Direction = Write each record again exactly as it stands.

Extracted entries =
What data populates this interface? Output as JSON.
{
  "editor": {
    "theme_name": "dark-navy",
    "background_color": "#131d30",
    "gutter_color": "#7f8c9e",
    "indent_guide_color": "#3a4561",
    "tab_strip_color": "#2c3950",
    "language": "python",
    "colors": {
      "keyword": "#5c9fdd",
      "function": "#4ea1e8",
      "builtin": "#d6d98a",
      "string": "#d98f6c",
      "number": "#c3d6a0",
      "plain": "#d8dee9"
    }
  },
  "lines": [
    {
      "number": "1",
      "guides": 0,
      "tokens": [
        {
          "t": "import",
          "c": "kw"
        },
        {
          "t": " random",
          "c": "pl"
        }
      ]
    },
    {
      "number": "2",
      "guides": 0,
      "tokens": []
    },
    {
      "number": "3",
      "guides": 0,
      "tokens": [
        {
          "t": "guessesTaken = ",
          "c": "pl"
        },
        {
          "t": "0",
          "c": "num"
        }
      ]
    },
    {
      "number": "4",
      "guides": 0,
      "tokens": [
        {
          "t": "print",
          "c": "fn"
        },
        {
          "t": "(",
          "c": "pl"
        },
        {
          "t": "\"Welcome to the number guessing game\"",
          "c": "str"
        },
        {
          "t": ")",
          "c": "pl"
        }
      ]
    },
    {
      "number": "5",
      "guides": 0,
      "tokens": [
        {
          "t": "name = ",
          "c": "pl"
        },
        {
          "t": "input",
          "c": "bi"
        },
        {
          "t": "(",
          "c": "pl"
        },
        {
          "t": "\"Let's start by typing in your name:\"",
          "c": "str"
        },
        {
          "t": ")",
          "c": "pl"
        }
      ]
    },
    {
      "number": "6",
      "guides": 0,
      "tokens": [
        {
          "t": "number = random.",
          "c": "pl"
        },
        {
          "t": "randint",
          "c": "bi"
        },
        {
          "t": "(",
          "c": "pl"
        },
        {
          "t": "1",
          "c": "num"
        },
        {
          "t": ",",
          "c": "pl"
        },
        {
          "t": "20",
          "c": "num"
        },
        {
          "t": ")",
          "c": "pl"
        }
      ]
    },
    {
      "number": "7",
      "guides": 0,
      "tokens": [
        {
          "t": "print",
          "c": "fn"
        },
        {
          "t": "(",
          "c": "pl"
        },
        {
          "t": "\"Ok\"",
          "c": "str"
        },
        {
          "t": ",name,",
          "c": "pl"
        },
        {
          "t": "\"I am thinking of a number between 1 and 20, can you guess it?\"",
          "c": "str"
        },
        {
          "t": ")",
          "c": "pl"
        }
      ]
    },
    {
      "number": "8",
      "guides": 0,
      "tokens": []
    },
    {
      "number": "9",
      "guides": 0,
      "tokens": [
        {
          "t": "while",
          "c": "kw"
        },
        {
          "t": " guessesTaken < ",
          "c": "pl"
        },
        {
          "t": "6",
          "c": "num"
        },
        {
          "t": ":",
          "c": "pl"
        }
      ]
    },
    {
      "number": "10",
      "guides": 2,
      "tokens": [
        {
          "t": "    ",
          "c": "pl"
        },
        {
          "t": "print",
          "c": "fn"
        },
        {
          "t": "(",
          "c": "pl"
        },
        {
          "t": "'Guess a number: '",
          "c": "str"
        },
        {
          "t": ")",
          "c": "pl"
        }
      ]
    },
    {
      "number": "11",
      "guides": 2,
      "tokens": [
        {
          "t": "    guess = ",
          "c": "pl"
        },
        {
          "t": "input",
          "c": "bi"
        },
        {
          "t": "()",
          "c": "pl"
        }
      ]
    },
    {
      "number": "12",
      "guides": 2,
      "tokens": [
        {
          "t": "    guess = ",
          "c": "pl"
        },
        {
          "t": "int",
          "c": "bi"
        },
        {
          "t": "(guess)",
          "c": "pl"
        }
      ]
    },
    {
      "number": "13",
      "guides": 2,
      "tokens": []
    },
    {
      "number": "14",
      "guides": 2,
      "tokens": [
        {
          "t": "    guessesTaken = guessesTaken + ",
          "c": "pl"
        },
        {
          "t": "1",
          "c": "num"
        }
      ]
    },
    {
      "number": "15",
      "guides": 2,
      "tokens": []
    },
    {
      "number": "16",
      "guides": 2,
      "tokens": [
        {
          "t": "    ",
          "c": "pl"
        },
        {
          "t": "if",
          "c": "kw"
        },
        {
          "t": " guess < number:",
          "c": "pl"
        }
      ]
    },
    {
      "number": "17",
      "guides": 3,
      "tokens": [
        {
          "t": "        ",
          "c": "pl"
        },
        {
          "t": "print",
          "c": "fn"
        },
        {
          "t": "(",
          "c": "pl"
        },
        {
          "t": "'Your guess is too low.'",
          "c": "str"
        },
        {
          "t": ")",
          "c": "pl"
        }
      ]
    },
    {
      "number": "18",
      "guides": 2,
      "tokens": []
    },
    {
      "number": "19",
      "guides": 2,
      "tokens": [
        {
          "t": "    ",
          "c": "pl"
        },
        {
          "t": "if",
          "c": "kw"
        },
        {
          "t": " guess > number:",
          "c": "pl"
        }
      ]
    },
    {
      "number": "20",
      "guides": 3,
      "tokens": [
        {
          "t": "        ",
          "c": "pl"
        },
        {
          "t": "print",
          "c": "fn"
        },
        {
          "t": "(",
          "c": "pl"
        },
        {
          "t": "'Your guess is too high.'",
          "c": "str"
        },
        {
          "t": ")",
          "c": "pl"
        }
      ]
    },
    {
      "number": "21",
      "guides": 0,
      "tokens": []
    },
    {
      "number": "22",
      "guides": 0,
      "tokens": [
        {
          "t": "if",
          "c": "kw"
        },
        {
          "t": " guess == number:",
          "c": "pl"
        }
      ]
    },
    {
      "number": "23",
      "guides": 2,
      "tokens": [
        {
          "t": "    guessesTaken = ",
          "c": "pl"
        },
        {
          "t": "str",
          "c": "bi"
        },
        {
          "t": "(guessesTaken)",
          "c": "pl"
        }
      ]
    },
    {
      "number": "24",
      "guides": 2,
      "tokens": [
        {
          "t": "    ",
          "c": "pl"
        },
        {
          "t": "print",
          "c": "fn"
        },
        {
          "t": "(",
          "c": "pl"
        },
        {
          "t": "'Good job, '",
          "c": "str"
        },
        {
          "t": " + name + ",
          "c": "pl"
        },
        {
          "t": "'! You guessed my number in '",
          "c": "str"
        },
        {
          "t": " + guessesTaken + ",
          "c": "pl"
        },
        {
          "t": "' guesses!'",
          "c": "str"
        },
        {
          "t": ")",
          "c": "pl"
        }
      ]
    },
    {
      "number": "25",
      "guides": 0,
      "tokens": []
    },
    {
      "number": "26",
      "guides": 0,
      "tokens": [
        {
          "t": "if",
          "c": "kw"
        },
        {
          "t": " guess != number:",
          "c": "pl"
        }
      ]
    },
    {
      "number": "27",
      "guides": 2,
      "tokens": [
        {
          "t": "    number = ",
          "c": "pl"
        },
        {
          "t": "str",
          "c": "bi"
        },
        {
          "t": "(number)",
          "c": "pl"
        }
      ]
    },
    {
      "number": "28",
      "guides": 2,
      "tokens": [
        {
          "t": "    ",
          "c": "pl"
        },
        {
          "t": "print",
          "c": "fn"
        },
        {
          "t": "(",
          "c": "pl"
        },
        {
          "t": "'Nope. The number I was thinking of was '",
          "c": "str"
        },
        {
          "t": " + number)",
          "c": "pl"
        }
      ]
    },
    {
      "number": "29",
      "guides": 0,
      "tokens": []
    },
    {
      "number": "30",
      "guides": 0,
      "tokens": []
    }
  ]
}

Correct output =
What data populates this interface? Output as JSON.
{
  "editor": {
    "theme_name": "dark-navy",
    "background_color": "#131d30",
    "gutter_color": "#7f8c9e",
    "indent_guide_color": "#3a4561",
    "tab_strip_color": "#2c3950",
    "language": "python",
    "colors": {
      "keyword": "#5c9fdd",
      "function": "#4ea1e8",
      "builtin": "#d6d98a",
      "string": "#d98f6c",
      "number": "#c3d6a0",
      "plain": "#d8dee9"
    }
  },
  "lines": [
    {
      "number": "1",
      "guides": 0,
      "tokens": [
        {
          "t": "import",
          "c": "kw"
        },
        {
          "t": " random",
          "c": "pl"
        }
      ]
    },
    {
      "number": "2",
      "guides": 0,
      "tokens": []
    },
    {
      "number": "3",
      "guides": 0,
      "tokens": [
        {
          "t": "guessesTaken = ",
          "c": "pl"
        },
        {
          "t": "0",
          "c": "num"
        }
      ]
    },
    {
      "number": "4",
      "guides": 0,
      "tokens": [
        {
          "t": "print",
          "c": "fn"
        },
        {
          "t": "(",
          "c": "pl"
        },
        {
          "t": "\"Welcome to the number guessing game\"",
          "c": "str"
        },
        {
          "t": ")",
          "c": "pl"
        }
      ]
    },
    {
      "number": "5",
      "guides": 0,
      "tokens": [
        {
          "t": "name = ",
          "c": "pl"
        },
        {
          "t": "input",
          "c": "bi"
        },
        {
          "t": "(",
          "c": "pl"
        },
        {
          "t": "\"Let's start by typing in your name:\"",
          "c": "str"
        },
        {
          "t": ")",
          "c": "pl"
        }
      ]
    },
    {
      "number": "6",
      "guides": 0,
      "tokens": [
        {
          "t": "number = random.",
          "c": "pl"
        },
        {
          "t": "randint",
          "c": "bi"
        },
        {
          "t": "(",
          "c": "pl"
        },
        {
          "t": "1",
          "c": "num"
        },
        {
          "t": ",",
          "c": "pl"
        },
        {
          "t": "20",
          "c": "num"
        },
        {
          "t": ")",
          "c": "pl"
        }
      ]
    },
    {
      "number": "7",
      "guides": 0,
      "tokens": [
        {
          "t": "print",
          "c": "fn"
        },
        {
          "t": "(",
          "c": "pl"
        },
        {
          "t": "\"Ok\"",
          "c": "str"
        },
        {
          "t": ",name,",
          "c": "pl"
        },
        {
          "t": "\"I am thinking of a number between 1 and 20, can you guess it?\"",
          "c": "str"
        },
        {
          "t": ")",
          "c": "pl"
        }
      ]
    },
    {
      "number": "8",
      "guides": 0,
      "tokens": []
    },
    {
      "number": "9",
      "guides": 0,
      "tokens": [
        {
          "t": "while",
          "c": "kw"
        },
        {
          "t": " guessesTaken < ",
          "c": "pl"
        },
        {
          "t": "6",
          "c": "num"
        },
        {
          "t": ":",
          "c": "pl"
        }
      ]
    },
    {
      "number": "10",
      "guides": 2,
      "tokens": [
        {
          "t": "    ",
          "c": "pl"
        },
        {
          "t": "print",
          "c": "fn"
        },
        {
          "t": "(",
          "c": "pl"
        },
        {
          "t": "'Guess a number: '",
          "c": "str"
        },
        {
          "t": ")",
          "c": "pl"
        }
      ]
    },
    {
      "number": "11",
      "guides": 2,
      "tokens": [
        {
          "t": "    guess = ",
          "c": "pl"
        },
        {
          "t": "input",
          "c": "bi"
        },
        {
          "t": "()",
          "c": "pl"
        }
      ]
    },
    {
      "number": "12",
      "guides": 2,
      "tokens": [
        {
          "t": "    guess = ",
          "c": "pl"
        },
        {
          "t": "int",
          "c": "bi"
        },
        {
          "t": "(guess)",
          "c": "pl"
        }
      ]
    },
    {
      "number": "13",
      "guides": 2,
      "tokens": []
    },
    {
      "number": "14",
      "guides": 2,
      "tokens": [
        {
          "t": "    guessesTaken = guessesTaken + ",
          "c": "pl"
        },
        {
          "t": "1",
          "c": "num"
        }
      ]
    },
    {
      "number": "15",
      "guides": 2,
      "tokens": []
    },
    {
      "number": "16",
      "guides": 2,
      "tokens": [
        {
          "t": "    ",
          "c": "pl"
        },
        {
          "t": "if",
          "c": "kw"
        },
        {
          "t": " guess < number:",
          "c": "pl"
        }
      ]
    },
    {
      "number": "17",
      "guides": 3,
      "tokens": [
        {
          "t": "        ",
          "c": "pl"
        },
        {
          "t": "print",
          "c": "fn"
        },
        {
          "t": "(",
          "c": "pl"
        },
        {
          "t": "'Your guess is too low.'",
          "c": "str"
        },
        {
          "t": ")",
          "c": "pl"
        }
      ]
    },
    {
      "number": "18",
      "guides": 2,
      "tokens": []
    },
    {
      "number": "19",
      "guides": 2,
      "tokens": [
        {
          "t": "    ",
          "c": "pl"
        },
        {
          "t": "if",
          "c": "kw"
        },
        {
          "t": " guess > number:",
          "c": "pl"
        }
      ]
    },
    {
      "number": "20",
      "guides": 3,
      "tokens": [
        {
          "t": "        ",
          "c": "pl"
        },
        {
          "t": "print",
          "c": "fn"
        },
        {
          "t": "(",
          "c": "pl"
        },
        {
          "t": "'Your guess is too high.'",
          "c": "str"
        },
        {
          "t": ")",
          "c": "pl"
        }
      ]
    },
    {
      "number": "21",
      "guides": 0,
      "tokens": []
    },
    {
      "number": "22",
      "guides": 0,
      "tokens": [
        {
          "t": "if",
          "c": "kw"
        },
        {
          "t": " guess == number:",
          "c": "pl"
        }
      ]
    },
    {
      "number": "23",
      "guides": 2,
      "tokens": [
        {
          "t": "    guessesTaken = ",
          "c": "pl"
        },
        {
          "t": "str",
          "c": "bi"
        },
        {
          "t": "(guessesTaken)",
          "c": "pl"
        }
      ]
    },
    {
      "number": "24",
      "guides": 2,
      "tokens": [
        {
          "t": "    ",
          "c": "pl"
        },
        {
          "t": "print",
          "c": "fn"
        },
        {
          "t": "(",
          "c": "pl"
        },
        {
          "t": "'Good job, '",
          "c": "str"
        },
        {
          "t": " + name + ",
          "c": "pl"
        },
        {
          "t": "'! You guessed my number in '",
          "c": "str"
        },
        {
          "t": " + guessesTaken + ",
          "c": "pl"
        },
        {
          "t": "' guesses!'",
          "c": "str"
        },
        {
          "t": ")",
          "c": "pl"
        }
      ]
    },
    {
      "number": "25",
      "guides": 0,
      "tokens": []
    },
    {
      "number": "26",
      "guides": 0,
      "tokens": [
        {
          "t": "if",
          "c": "kw"
        },
        {
          "t": " guess != number:",
          "c": "pl"
        }
      ]
    },
    {
      "number": "27",
      "guides": 2,
      "tokens": [
        {
          "t": "    number = ",
          "c": "pl"
        },
        {
          "t": "str",
          "c": "bi"
        },
        {
          "t": "(number)",
          "c": "pl"
        }
      ]
    },
    {
      "number": "28",
      "guides": 2,
      "tokens": [
        {
          "t": "    ",
          "c": "pl"
        },
        {
          "t": "print",
          "c": "fn"
        },
        {
          "t": "(",
          "c": "pl"
        },
        {
          "t": "'Nope. The number I was thinking of was '",
          "c": "str"
        },
        {
          "t": " + number)",
          "c": "pl"
        }
      ]
    },
    {
      "number": "29",
      "guides": 0,
      "tokens": []
    },
    {
      "number": "30",
      "guides": 0,
      "tokens": []
    }
  ]
}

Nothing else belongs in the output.